◆ Stated task:
The entries below should be output exactly as written.
• • • •
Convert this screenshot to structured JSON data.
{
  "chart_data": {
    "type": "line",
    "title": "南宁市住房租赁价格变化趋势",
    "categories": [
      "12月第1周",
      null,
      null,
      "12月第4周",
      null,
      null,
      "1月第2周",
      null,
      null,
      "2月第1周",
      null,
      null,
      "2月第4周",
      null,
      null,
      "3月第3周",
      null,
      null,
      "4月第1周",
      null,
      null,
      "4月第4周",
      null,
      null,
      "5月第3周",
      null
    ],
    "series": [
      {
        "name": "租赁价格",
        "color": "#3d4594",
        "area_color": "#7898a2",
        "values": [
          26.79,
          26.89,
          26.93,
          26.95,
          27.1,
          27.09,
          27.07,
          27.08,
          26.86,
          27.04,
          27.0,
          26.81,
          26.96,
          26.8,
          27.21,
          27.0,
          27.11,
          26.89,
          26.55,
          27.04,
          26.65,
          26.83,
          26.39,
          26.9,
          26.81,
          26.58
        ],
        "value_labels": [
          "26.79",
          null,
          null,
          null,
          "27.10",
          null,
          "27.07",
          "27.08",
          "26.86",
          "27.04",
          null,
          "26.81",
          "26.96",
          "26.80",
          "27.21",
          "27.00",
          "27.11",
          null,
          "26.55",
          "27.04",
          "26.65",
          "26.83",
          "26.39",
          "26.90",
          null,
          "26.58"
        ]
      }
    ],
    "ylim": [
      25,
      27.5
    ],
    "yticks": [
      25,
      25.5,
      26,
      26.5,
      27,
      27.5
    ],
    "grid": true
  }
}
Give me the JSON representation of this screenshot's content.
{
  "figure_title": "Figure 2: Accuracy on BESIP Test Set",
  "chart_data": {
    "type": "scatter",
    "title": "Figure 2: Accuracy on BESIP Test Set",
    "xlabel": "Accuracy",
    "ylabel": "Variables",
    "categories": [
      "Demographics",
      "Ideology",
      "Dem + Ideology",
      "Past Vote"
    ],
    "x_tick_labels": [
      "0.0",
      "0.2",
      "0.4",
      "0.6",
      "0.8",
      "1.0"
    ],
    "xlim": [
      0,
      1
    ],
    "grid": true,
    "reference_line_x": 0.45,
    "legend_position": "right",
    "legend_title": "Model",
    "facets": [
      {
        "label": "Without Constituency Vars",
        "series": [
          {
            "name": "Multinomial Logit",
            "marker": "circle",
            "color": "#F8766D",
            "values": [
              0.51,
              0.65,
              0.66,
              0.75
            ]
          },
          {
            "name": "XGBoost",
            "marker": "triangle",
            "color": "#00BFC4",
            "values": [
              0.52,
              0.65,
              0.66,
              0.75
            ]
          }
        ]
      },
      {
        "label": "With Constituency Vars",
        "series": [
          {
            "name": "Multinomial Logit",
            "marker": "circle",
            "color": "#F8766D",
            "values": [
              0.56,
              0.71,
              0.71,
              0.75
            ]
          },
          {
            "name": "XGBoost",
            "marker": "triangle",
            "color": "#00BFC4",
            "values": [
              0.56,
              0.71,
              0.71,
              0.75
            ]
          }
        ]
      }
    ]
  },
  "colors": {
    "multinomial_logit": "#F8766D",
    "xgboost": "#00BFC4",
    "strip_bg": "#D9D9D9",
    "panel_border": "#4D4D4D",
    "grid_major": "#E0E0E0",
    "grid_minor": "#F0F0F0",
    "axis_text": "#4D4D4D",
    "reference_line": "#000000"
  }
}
• • • •
◆ Completed exercise:
Convert this screenshot to structured JSON data.
{
  "chart_data": {
    "type": "line",
    "title": "南宁市住房租赁价格变化趋势",
    "categories": [
      "12月第1周",
      null,
      null,
      "12月第4周",
      null,
      null,
      "1月第2周",
      null,
      null,
      "2月第1周",
      null,
      null,
      "2月第4周",
      null,
      null,
      "3月第3周",
      null,
      null,
      "4月第1周",
      null,
      null,
      "4月第4周",
      null,
      null,
      "5月第3周",
      null
    ],
    "series": [
      {
        "name": "租赁价格",
        "color": "#3d4594",
        "area_color": "#7898a2",
        "values": [
          26.79,
          26.89,
          26.93,
          26.95,
          27.1,
          27.09,
          27.07,
          27.08,
          26.86,
          27.04,
          27.0,
          26.81,
          26.96,
          26.8,
          27.21,
          27.0,
          27.11,
          26.89,
          26.55,
          27.04,
          26.65,
          26.83,
          26.39,
          26.9,
          26.81,
          26.58
        ],
        "value_labels": [
          "26.79",
          null,
          null,
          null,
          "27.10",
          null,
          "27.07",
          "27.08",
          "26.86",
          "27.04",
          null,
          "26.81",
          "26.96",
          "26.80",
          "27.21",
          "27.00",
          "27.11",
          null,
          "26.55",
          "27.04",
          "26.65",
          "26.83",
          "26.39",
          "26.90",
          null,
          "26.58"
        ]
      }
    ],
    "ylim": [
      25,
      27.5
    ],
    "yticks": [
      25,
      25.5,
      26,
      26.5,
      27,
      27.5
    ],
    "grid": true
  }
}
Give me the JSON representation of this screenshot's content.
{
  "figure_title": "Figure 2: Accuracy on BESIP Test Set",
  "chart_data": {
    "type": "scatter",
    "title": "Figure 2: Accuracy on BESIP Test Set",
    "xlabel": "Accuracy",
    "ylabel": "Variables",
    "categories": [
      "Demographics",
      "Ideology",
      "Dem + Ideology",
      "Past Vote"
    ],
    "x_tick_labels": [
      "0.0",
      "0.2",
      "0.4",
      "0.6",
      "0.8",
      "1.0"
    ],
    "xlim": [
      0,
      1
    ],
    "grid": true,
    "reference_line_x": 0.45,
    "legend_position": "right",
    "legend_title": "Model",
    "facets": [
      {
        "label": "Without Constituency Vars",
        "series": [
          {
            "name": "Multinomial Logit",
            "marker": "circle",
            "color": "#F8766D",
            "values": [
              0.51,
              0.65,
              0.66,
              0.75
            ]
          },
          {
            "name": "XGBoost",
            "marker": "triangle",
            "color": "#00BFC4",
            "values": [
              0.52,
              0.65,
              0.66,
              0.75
            ]
          }
        ]
      },
      {
        "label": "With Constituency Vars",
        "series": [
          {
            "name": "Multinomial Logit",
            "marker": "circle",
            "color": "#F8766D",
            "values": [
              0.56,
              0.71,
              0.71,
              0.75
            ]
          },
          {
            "name": "XGBoost",
            "marker": "triangle",
            "color": "#00BFC4",
            "values": [
              0.56,
              0.71,
              0.71,
              0.75
            ]
          }
        ]
      }
    ]
  },
  "colors": {
    "multinomial_logit": "#F8766D",
    "xgboost": "#00BFC4",
    "strip_bg": "#D9D9D9",
    "panel_border": "#4D4D4D",
    "grid_major": "#E0E0E0",
    "grid_minor": "#F0F0F0",
    "axis_text": "#4D4D4D",
    "reference_line": "#000000"
  }
}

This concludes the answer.